Instructions for the task ->
Answer with one number: how many lines hold "title".

# start of Provided records

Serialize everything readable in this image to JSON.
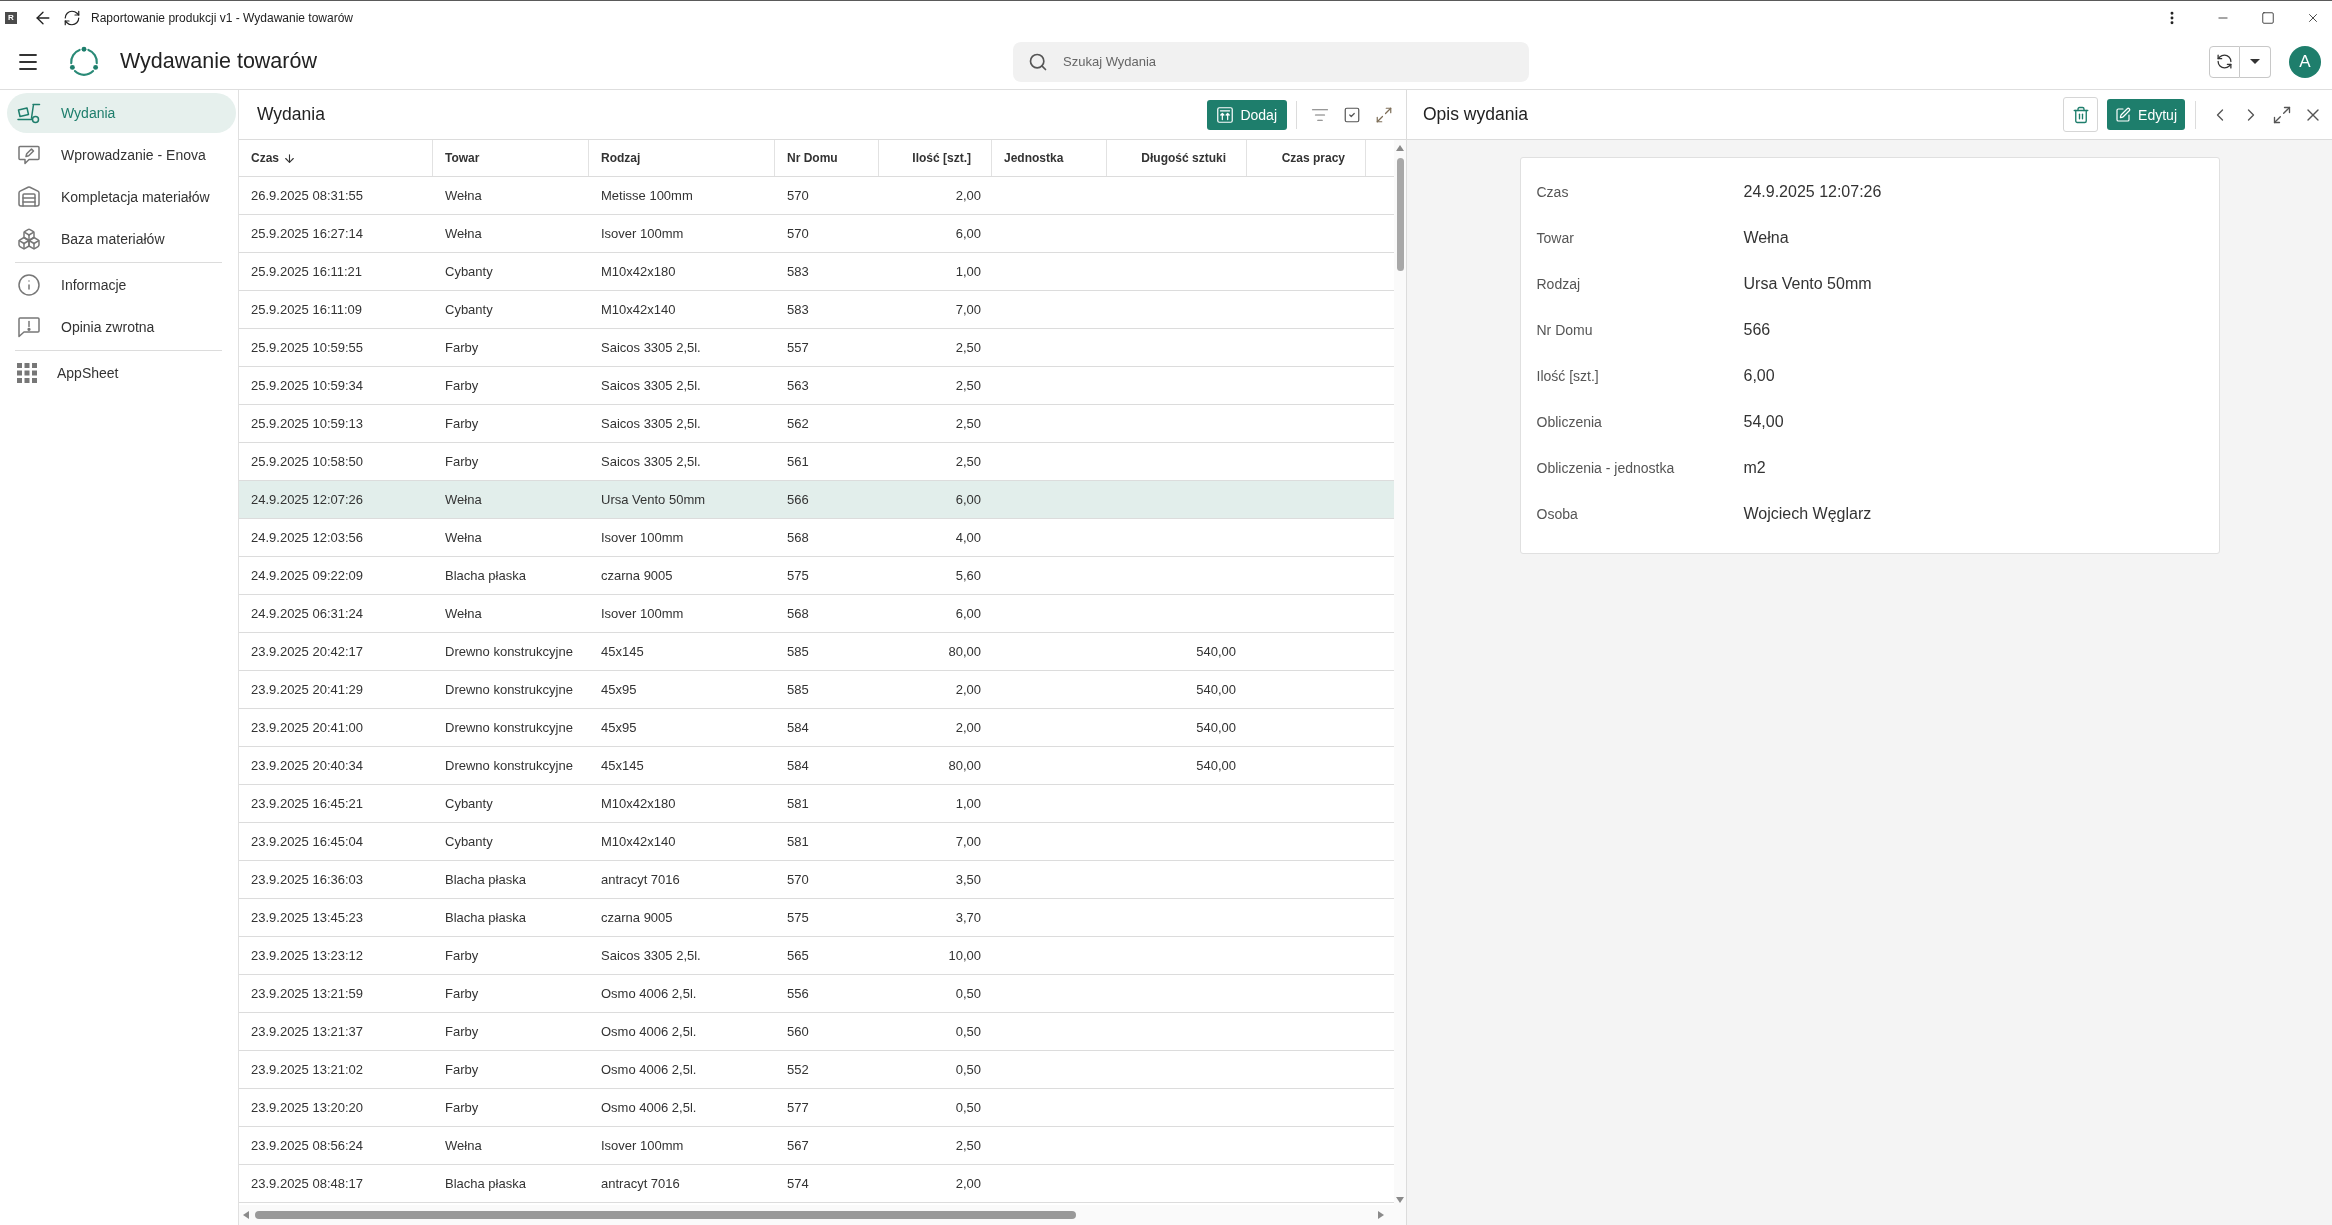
{
  "window": {
    "app_icon": "R",
    "title": "Raportowanie produkcji v1 - Wydawanie towarów"
  },
  "app_bar": {
    "title": "Wydawanie towarów",
    "search": {
      "placeholder": "Szukaj Wydania"
    },
    "avatar": "A"
  },
  "sidebar": {
    "groups": [
      {
        "items": [
          {
            "label": "Wydania",
            "selected": true
          },
          {
            "label": "Wprowadzanie - Enova",
            "selected": false
          },
          {
            "label": "Kompletacja materiałów",
            "selected": false
          },
          {
            "label": "Baza materiałów",
            "selected": false
          }
        ]
      },
      {
        "items": [
          {
            "label": "Informacje",
            "selected": false
          },
          {
            "label": "Opinia zwrotna",
            "selected": false
          }
        ]
      },
      {
        "items": [
          {
            "label": "AppSheet",
            "selected": false
          }
        ]
      }
    ]
  },
  "list": {
    "title": "Wydania",
    "add_button": "Dodaj",
    "table": {
      "columns": [
        {
          "label": "Czas",
          "kind": "datetime",
          "sorted": true
        },
        {
          "label": "Towar",
          "kind": "text",
          "sorted": false
        },
        {
          "label": "Rodzaj",
          "kind": "text",
          "sorted": false
        },
        {
          "label": "Nr Domu",
          "kind": "text",
          "sorted": false
        },
        {
          "label": "Ilość [szt.]",
          "kind": "number",
          "sorted": false
        },
        {
          "label": "Jednostka",
          "kind": "text",
          "sorted": false
        },
        {
          "label": "Długość sztuki",
          "kind": "number",
          "sorted": false
        },
        {
          "label": "Czas pracy",
          "kind": "duration",
          "sorted": false
        }
      ],
      "rows": [
        {
          "czas": "26.9.2025 08:31:55",
          "towar": "Wełna",
          "rodzaj": "Metisse 100mm",
          "nr_domu": "570",
          "ilosc": "2,00",
          "selected": false
        },
        {
          "czas": "25.9.2025 16:27:14",
          "towar": "Wełna",
          "rodzaj": "Isover 100mm",
          "nr_domu": "570",
          "ilosc": "6,00",
          "selected": false
        },
        {
          "czas": "25.9.2025 16:11:21",
          "towar": "Cybanty",
          "rodzaj": "M10x42x180",
          "nr_domu": "583",
          "ilosc": "1,00",
          "selected": false
        },
        {
          "czas": "25.9.2025 16:11:09",
          "towar": "Cybanty",
          "rodzaj": "M10x42x140",
          "nr_domu": "583",
          "ilosc": "7,00",
          "selected": false
        },
        {
          "czas": "25.9.2025 10:59:55",
          "towar": "Farby",
          "rodzaj": "Saicos 3305 2,5l.",
          "nr_domu": "557",
          "ilosc": "2,50",
          "selected": false
        },
        {
          "czas": "25.9.2025 10:59:34",
          "towar": "Farby",
          "rodzaj": "Saicos 3305 2,5l.",
          "nr_domu": "563",
          "ilosc": "2,50",
          "selected": false
        },
        {
          "czas": "25.9.2025 10:59:13",
          "towar": "Farby",
          "rodzaj": "Saicos 3305 2,5l.",
          "nr_domu": "562",
          "ilosc": "2,50",
          "selected": false
        },
        {
          "czas": "25.9.2025 10:58:50",
          "towar": "Farby",
          "rodzaj": "Saicos 3305 2,5l.",
          "nr_domu": "561",
          "ilosc": "2,50",
          "selected": false
        },
        {
          "czas": "24.9.2025 12:07:26",
          "towar": "Wełna",
          "rodzaj": "Ursa Vento 50mm",
          "nr_domu": "566",
          "ilosc": "6,00",
          "selected": true
        },
        {
          "czas": "24.9.2025 12:03:56",
          "towar": "Wełna",
          "rodzaj": "Isover 100mm",
          "nr_domu": "568",
          "ilosc": "4,00",
          "selected": false
        },
        {
          "czas": "24.9.2025 09:22:09",
          "towar": "Blacha płaska",
          "rodzaj": "czarna 9005",
          "nr_domu": "575",
          "ilosc": "5,60",
          "selected": false
        },
        {
          "czas": "24.9.2025 06:31:24",
          "towar": "Wełna",
          "rodzaj": "Isover 100mm",
          "nr_domu": "568",
          "ilosc": "6,00",
          "selected": false
        },
        {
          "czas": "23.9.2025 20:42:17",
          "towar": "Drewno konstrukcyjne",
          "rodzaj": "45x145",
          "nr_domu": "585",
          "ilosc": "80,00",
          "dlugosc_sztuki": "540,00",
          "selected": false
        },
        {
          "czas": "23.9.2025 20:41:29",
          "towar": "Drewno konstrukcyjne",
          "rodzaj": "45x95",
          "nr_domu": "585",
          "ilosc": "2,00",
          "dlugosc_sztuki": "540,00",
          "selected": false
        },
        {
          "czas": "23.9.2025 20:41:00",
          "towar": "Drewno konstrukcyjne",
          "rodzaj": "45x95",
          "nr_domu": "584",
          "ilosc": "2,00",
          "dlugosc_sztuki": "540,00",
          "selected": false
        },
        {
          "czas": "23.9.2025 20:40:34",
          "towar": "Drewno konstrukcyjne",
          "rodzaj": "45x145",
          "nr_domu": "584",
          "ilosc": "80,00",
          "dlugosc_sztuki": "540,00",
          "selected": false
        },
        {
          "czas": "23.9.2025 16:45:21",
          "towar": "Cybanty",
          "rodzaj": "M10x42x180",
          "nr_domu": "581",
          "ilosc": "1,00",
          "selected": false
        },
        {
          "czas": "23.9.2025 16:45:04",
          "towar": "Cybanty",
          "rodzaj": "M10x42x140",
          "nr_domu": "581",
          "ilosc": "7,00",
          "selected": false
        },
        {
          "czas": "23.9.2025 16:36:03",
          "towar": "Blacha płaska",
          "rodzaj": "antracyt 7016",
          "nr_domu": "570",
          "ilosc": "3,50",
          "selected": false
        },
        {
          "czas": "23.9.2025 13:45:23",
          "towar": "Blacha płaska",
          "rodzaj": "czarna 9005",
          "nr_domu": "575",
          "ilosc": "3,70",
          "selected": false
        },
        {
          "czas": "23.9.2025 13:23:12",
          "towar": "Farby",
          "rodzaj": "Saicos 3305 2,5l.",
          "nr_domu": "565",
          "ilosc": "10,00",
          "selected": false
        },
        {
          "czas": "23.9.2025 13:21:59",
          "towar": "Farby",
          "rodzaj": "Osmo 4006 2,5l.",
          "nr_domu": "556",
          "ilosc": "0,50",
          "selected": false
        },
        {
          "czas": "23.9.2025 13:21:37",
          "towar": "Farby",
          "rodzaj": "Osmo 4006 2,5l.",
          "nr_domu": "560",
          "ilosc": "0,50",
          "selected": false
        },
        {
          "czas": "23.9.2025 13:21:02",
          "towar": "Farby",
          "rodzaj": "Osmo 4006 2,5l.",
          "nr_domu": "552",
          "ilosc": "0,50",
          "selected": false
        },
        {
          "czas": "23.9.2025 13:20:20",
          "towar": "Farby",
          "rodzaj": "Osmo 4006 2,5l.",
          "nr_domu": "577",
          "ilosc": "0,50",
          "selected": false
        },
        {
          "czas": "23.9.2025 08:56:24",
          "towar": "Wełna",
          "rodzaj": "Isover 100mm",
          "nr_domu": "567",
          "ilosc": "2,50",
          "selected": false
        },
        {
          "czas": "23.9.2025 08:48:17",
          "towar": "Blacha płaska",
          "rodzaj": "antracyt 7016",
          "nr_domu": "574",
          "ilosc": "2,00",
          "selected": false
        }
      ]
    }
  },
  "detail": {
    "title": "Opis wydania",
    "edit_button": "Edytuj",
    "fields": [
      {
        "label": "Czas",
        "value": "24.9.2025 12:07:26"
      },
      {
        "label": "Towar",
        "value": "Wełna"
      },
      {
        "label": "Rodzaj",
        "value": "Ursa Vento 50mm"
      },
      {
        "label": "Nr Domu",
        "value": "566"
      },
      {
        "label": "Ilość [szt.]",
        "value": "6,00"
      },
      {
        "label": "Obliczenia",
        "value": "54,00"
      },
      {
        "label": "Obliczenia - jednostka",
        "value": "m2"
      },
      {
        "label": "Osoba",
        "value": "Wojciech Węglarz"
      }
    ]
  }
}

# end of Provided records

Task solution ->
4